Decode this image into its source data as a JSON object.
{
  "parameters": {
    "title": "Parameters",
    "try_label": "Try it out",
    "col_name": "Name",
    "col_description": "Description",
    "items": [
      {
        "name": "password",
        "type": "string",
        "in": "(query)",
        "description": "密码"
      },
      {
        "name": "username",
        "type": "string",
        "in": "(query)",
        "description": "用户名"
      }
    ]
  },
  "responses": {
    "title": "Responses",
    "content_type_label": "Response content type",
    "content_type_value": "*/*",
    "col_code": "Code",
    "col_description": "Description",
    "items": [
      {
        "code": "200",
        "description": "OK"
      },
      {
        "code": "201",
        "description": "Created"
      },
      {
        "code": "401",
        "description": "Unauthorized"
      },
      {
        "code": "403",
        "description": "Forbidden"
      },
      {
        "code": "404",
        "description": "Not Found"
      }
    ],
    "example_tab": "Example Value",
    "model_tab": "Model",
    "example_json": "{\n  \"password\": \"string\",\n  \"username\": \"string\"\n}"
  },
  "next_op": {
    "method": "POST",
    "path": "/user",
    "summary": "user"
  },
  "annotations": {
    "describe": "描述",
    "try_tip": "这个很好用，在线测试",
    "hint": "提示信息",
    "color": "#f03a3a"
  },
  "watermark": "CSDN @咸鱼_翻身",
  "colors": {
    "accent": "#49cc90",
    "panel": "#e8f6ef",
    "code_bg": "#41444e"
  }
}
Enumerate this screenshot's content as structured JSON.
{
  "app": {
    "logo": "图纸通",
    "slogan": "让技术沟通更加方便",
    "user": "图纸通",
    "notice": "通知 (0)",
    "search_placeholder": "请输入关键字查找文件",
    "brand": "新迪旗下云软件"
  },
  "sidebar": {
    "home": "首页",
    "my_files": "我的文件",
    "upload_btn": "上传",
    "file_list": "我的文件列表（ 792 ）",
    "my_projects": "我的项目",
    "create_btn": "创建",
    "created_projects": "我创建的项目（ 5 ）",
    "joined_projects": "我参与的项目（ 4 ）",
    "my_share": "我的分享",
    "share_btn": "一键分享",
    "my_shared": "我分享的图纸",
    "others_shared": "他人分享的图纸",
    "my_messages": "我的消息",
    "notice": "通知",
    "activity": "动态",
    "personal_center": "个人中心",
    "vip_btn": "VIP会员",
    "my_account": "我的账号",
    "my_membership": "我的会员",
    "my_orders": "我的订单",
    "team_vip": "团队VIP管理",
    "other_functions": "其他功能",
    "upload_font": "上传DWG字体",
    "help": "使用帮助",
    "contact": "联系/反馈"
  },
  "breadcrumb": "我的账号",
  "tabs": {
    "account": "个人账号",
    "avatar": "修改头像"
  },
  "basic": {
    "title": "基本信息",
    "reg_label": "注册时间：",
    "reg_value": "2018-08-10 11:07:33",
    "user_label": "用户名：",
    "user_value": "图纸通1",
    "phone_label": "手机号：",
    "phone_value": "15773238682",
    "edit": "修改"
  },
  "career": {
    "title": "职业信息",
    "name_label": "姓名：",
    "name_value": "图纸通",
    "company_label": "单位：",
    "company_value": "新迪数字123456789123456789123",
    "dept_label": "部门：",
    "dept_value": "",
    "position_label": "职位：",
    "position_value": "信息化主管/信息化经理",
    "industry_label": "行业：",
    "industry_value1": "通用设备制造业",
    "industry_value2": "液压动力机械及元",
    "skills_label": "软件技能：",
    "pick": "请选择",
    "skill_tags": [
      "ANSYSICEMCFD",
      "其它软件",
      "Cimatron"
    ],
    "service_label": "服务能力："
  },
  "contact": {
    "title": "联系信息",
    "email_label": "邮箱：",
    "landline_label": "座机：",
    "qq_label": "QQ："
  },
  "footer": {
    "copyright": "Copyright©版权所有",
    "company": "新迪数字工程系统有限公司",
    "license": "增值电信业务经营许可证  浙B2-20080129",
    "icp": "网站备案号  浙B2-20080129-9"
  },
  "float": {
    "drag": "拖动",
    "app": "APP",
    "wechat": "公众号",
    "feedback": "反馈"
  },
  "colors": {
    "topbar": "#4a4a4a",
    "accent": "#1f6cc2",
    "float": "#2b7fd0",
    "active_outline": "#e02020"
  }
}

------------------------------------

DO THIS: For each line above that contains the word "password", copy that line.

TASK OUTPUT:
        "name": "password",
    "example_json": "{\n  \"password\": \"string\",\n  \"username\": \"string\"\n}"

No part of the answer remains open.